**Problem statement**: Word for word, set down the records and skip each picture.
# start of Given data
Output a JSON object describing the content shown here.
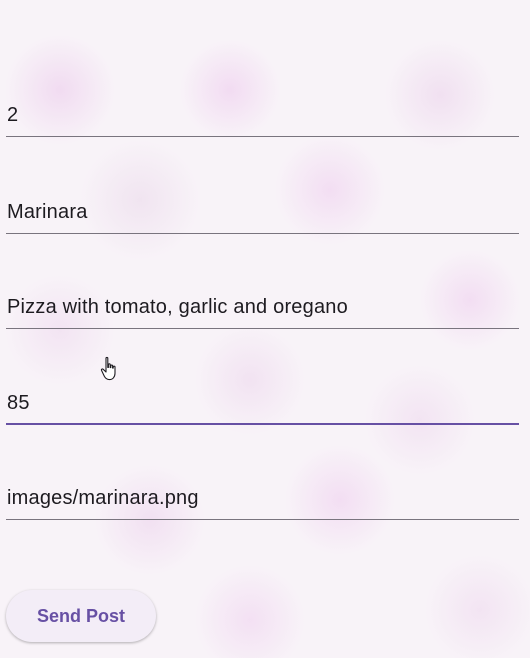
{
  "form": {
    "fields": [
      {
        "value": "2"
      },
      {
        "value": "Marinara"
      },
      {
        "value": "Pizza with tomato, garlic and oregano"
      },
      {
        "value": "85"
      },
      {
        "value": "images/marinara.png"
      }
    ],
    "focused_field_index": 3
  },
  "send_button": {
    "label": "Send Post"
  },
  "colors": {
    "accent": "#6750a4",
    "underline": "#79747e",
    "text": "#1d1b20",
    "button_bg": "#f3edf7"
  },
  "cursor_icon": "hand-pointer-icon"
}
# end of Given data
**Output for this exercise**:
Output a JSON object describing the content shown here.
{
  "form": {
    "fields": [
      {
        "value": "2"
      },
      {
        "value": "Marinara"
      },
      {
        "value": "Pizza with tomato, garlic and oregano"
      },
      {
        "value": "85"
      },
      {
        "value": "images/marinara.png"
      }
    ],
    "focused_field_index": 3
  },
  "send_button": {
    "label": "Send Post"
  },
  "colors": {
    "accent": "#6750a4",
    "underline": "#79747e",
    "text": "#1d1b20",
    "button_bg": "#f3edf7"
  },
  "cursor_icon": "hand-pointer-icon"
}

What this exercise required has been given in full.